* The task
Collect each line holding the string "title".

* Records supplied
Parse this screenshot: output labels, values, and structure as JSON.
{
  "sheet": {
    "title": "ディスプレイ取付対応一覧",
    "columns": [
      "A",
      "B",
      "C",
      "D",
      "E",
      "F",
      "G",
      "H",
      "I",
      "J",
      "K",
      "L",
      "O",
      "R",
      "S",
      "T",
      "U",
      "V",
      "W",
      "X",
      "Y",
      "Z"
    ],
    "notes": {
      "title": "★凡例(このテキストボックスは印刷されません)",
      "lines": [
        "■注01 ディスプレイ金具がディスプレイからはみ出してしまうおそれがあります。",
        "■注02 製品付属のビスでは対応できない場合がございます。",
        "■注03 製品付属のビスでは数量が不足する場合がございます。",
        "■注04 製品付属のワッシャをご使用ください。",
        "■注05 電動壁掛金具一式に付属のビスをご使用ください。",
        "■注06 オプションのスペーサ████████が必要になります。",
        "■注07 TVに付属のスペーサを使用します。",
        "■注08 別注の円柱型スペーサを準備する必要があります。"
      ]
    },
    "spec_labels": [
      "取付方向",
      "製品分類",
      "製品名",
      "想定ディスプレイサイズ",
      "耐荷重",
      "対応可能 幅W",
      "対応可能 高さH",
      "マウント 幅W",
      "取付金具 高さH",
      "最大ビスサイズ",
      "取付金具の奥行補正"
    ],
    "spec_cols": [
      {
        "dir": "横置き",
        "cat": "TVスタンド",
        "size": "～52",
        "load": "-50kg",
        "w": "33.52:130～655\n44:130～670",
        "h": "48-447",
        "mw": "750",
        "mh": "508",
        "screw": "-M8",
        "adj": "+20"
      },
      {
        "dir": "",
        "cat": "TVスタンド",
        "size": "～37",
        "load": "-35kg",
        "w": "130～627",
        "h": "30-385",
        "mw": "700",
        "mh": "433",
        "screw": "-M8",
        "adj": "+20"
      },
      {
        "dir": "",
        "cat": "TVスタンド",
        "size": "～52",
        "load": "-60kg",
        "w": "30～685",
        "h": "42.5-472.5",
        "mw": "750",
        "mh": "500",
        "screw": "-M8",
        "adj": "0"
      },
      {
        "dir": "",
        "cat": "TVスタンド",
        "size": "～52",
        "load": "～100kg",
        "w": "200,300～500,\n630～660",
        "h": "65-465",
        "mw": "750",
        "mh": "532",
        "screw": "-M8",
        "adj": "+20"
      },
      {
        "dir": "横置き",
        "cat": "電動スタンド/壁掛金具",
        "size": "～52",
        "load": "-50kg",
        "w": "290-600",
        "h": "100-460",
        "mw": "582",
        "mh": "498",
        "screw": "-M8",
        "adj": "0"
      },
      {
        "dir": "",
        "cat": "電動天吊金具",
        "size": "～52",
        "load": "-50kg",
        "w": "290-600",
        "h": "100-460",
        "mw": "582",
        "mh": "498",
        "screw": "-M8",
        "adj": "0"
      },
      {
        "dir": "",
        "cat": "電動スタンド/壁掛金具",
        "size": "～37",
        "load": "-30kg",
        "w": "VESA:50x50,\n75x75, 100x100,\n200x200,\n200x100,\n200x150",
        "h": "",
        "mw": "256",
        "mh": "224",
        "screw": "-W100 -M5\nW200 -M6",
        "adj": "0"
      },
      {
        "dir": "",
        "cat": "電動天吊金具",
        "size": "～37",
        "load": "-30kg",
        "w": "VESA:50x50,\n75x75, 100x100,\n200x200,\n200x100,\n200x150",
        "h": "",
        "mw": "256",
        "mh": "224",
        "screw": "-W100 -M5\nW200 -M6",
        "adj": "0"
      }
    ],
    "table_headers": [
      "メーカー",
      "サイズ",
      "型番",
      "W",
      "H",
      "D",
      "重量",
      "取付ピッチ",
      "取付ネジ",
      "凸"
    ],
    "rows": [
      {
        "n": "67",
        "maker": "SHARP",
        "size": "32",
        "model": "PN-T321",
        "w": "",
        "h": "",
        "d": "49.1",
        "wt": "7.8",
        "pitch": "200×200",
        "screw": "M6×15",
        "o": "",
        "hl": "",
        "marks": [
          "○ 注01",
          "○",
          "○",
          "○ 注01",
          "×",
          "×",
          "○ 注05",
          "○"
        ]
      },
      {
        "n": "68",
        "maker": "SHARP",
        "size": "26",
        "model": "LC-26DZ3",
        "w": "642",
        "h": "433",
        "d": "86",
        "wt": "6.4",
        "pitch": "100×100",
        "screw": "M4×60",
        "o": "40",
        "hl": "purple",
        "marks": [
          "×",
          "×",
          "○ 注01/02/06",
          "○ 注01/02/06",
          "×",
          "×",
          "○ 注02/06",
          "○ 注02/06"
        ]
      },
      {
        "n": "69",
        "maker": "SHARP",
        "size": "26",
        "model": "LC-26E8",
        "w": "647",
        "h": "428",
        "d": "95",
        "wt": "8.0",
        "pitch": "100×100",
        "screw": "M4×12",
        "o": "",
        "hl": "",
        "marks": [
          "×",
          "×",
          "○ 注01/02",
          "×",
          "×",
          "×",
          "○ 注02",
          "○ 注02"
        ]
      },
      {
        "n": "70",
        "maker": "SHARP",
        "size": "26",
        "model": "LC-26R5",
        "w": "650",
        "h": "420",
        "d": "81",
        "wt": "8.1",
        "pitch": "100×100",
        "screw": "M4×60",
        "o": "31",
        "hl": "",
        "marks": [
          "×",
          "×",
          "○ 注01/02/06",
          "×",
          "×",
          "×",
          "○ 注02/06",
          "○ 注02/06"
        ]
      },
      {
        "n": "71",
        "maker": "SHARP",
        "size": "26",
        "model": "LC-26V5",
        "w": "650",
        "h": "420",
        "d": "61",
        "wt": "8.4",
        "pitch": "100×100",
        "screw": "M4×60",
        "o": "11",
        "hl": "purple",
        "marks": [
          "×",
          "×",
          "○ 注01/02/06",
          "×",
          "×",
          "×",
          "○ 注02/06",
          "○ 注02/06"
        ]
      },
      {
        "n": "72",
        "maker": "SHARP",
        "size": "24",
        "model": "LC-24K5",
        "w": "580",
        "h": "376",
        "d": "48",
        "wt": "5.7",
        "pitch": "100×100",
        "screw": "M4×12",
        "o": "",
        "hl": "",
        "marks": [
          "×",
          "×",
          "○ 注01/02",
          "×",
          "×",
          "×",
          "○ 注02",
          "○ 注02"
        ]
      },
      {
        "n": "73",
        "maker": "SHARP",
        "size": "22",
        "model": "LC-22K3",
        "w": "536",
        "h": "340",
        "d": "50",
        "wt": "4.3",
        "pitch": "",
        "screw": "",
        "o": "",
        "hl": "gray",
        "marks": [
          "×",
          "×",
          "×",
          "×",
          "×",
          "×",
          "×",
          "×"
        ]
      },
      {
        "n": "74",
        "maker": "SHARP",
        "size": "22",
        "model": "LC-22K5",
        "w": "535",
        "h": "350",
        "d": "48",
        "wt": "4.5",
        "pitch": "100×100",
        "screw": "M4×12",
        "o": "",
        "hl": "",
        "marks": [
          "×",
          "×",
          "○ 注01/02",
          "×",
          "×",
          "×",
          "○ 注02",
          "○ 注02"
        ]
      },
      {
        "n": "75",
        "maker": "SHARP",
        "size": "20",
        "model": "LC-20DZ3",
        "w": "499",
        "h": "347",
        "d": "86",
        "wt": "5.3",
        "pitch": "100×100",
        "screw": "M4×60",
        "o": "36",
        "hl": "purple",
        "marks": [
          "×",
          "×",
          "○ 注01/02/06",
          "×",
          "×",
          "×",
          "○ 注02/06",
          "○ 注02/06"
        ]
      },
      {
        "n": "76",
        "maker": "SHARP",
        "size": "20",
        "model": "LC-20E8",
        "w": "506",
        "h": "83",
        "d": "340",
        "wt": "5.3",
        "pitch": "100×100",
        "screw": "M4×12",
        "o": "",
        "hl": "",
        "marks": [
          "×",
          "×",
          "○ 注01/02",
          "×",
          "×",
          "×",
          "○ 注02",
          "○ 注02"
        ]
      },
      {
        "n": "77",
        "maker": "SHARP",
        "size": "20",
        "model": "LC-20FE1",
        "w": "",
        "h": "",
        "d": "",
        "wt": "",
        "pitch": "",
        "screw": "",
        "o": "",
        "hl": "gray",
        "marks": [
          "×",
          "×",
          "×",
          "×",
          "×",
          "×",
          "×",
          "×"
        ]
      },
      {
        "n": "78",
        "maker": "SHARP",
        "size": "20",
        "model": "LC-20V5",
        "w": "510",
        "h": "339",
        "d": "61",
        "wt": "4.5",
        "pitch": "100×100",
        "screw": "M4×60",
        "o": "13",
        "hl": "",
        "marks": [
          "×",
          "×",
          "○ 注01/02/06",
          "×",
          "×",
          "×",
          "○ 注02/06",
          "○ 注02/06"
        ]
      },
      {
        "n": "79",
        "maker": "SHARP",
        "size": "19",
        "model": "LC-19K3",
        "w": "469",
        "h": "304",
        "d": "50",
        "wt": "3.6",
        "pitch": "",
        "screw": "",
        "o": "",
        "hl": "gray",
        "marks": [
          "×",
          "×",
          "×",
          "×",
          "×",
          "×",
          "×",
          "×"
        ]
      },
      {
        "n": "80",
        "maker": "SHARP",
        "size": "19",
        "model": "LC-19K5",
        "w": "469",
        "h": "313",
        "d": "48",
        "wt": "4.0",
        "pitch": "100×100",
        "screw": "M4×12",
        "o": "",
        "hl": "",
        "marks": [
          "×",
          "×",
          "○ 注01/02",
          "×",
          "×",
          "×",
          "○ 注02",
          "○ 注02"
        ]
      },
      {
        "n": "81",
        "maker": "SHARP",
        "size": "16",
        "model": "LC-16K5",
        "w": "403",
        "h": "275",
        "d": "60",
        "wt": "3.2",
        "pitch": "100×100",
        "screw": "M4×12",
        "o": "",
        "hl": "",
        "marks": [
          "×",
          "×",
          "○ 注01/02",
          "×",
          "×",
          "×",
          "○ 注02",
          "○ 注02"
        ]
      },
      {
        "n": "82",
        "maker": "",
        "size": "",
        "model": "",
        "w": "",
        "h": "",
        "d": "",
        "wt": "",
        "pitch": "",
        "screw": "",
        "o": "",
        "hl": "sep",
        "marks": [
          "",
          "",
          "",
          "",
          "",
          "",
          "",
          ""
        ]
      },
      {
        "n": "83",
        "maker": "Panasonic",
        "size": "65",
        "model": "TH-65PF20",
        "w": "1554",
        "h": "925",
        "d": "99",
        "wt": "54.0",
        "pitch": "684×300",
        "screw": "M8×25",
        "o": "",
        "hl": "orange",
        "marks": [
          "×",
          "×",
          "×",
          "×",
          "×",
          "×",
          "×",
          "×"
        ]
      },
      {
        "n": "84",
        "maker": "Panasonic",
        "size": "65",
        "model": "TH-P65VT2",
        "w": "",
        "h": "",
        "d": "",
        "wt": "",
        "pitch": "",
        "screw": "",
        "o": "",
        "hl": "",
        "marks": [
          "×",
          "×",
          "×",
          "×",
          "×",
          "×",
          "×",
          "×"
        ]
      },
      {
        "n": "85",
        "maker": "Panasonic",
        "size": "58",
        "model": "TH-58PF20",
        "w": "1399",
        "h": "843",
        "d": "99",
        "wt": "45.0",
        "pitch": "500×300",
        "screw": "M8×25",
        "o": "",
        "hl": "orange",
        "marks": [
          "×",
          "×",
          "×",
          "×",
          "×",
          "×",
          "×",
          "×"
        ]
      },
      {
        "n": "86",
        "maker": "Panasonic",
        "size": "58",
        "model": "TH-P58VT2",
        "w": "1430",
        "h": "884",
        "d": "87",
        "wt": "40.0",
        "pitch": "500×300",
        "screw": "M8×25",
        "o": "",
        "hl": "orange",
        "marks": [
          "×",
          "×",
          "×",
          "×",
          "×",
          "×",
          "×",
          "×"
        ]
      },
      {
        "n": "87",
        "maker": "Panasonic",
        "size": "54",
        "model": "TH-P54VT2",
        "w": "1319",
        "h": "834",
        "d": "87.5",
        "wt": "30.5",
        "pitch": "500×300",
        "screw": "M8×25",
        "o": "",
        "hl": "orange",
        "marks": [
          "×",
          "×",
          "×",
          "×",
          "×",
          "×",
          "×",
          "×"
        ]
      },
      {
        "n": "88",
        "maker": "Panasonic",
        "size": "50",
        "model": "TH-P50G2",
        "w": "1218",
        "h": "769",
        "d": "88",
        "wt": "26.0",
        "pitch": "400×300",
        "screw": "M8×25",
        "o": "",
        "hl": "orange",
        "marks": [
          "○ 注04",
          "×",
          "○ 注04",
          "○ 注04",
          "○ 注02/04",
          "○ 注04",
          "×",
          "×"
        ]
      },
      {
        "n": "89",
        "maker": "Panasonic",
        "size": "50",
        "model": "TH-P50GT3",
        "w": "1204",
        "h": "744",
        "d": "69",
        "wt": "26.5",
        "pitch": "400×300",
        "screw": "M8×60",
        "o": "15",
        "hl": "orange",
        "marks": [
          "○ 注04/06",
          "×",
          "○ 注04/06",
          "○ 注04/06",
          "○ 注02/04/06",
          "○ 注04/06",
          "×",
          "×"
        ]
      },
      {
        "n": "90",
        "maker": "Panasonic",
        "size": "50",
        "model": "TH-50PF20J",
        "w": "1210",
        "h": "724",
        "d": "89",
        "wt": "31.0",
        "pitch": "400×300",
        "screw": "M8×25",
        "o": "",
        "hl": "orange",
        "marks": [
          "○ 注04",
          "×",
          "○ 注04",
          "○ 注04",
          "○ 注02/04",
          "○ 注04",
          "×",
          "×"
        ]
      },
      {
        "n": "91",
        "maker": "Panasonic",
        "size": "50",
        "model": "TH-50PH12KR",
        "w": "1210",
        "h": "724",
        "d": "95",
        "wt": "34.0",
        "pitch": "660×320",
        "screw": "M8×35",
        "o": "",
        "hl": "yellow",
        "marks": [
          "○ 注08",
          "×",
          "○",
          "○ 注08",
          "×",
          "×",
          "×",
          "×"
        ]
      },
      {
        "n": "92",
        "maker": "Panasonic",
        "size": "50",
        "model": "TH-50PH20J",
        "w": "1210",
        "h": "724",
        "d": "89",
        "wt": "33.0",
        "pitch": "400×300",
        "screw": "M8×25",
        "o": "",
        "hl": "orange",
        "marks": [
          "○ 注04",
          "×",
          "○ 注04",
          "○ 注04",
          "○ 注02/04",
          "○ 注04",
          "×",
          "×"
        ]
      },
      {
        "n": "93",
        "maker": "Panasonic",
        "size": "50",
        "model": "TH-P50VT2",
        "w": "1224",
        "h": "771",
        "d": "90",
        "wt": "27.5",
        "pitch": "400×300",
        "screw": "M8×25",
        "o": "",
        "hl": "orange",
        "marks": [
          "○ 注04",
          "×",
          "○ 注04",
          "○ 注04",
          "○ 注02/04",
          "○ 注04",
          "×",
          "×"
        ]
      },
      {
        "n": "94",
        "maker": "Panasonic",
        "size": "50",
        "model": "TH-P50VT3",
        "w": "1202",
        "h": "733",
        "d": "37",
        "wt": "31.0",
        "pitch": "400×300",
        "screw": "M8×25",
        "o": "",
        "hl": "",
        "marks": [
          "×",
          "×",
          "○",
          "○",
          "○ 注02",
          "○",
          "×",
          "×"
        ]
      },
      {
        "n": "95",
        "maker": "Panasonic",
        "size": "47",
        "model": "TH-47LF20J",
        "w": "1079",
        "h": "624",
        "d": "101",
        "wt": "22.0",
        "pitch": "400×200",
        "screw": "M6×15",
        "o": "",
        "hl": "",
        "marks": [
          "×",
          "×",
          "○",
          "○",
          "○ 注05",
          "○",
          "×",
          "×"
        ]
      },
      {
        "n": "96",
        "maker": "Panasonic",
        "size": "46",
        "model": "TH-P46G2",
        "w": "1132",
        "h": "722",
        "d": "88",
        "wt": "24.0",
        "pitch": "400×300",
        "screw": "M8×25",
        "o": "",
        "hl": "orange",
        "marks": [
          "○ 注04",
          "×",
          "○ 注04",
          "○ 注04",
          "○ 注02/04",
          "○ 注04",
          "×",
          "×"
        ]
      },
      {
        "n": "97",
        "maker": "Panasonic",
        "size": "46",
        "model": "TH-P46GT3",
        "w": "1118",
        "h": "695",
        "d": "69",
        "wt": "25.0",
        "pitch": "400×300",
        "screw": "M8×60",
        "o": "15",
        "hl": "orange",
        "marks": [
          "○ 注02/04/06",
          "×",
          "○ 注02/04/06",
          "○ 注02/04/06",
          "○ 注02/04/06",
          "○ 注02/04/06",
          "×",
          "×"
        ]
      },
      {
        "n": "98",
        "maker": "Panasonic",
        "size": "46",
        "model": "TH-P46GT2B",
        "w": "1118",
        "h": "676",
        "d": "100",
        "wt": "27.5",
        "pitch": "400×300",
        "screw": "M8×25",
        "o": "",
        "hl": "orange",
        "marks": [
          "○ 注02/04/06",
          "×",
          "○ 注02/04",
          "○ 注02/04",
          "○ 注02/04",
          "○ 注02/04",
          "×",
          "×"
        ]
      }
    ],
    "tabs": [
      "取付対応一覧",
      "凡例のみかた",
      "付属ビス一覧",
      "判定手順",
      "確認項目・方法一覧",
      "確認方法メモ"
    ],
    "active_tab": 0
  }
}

* Written answer
    "title": "ディスプレイ取付対応一覧",
      "title": "★凡例(このテキストボックスは印刷されません)",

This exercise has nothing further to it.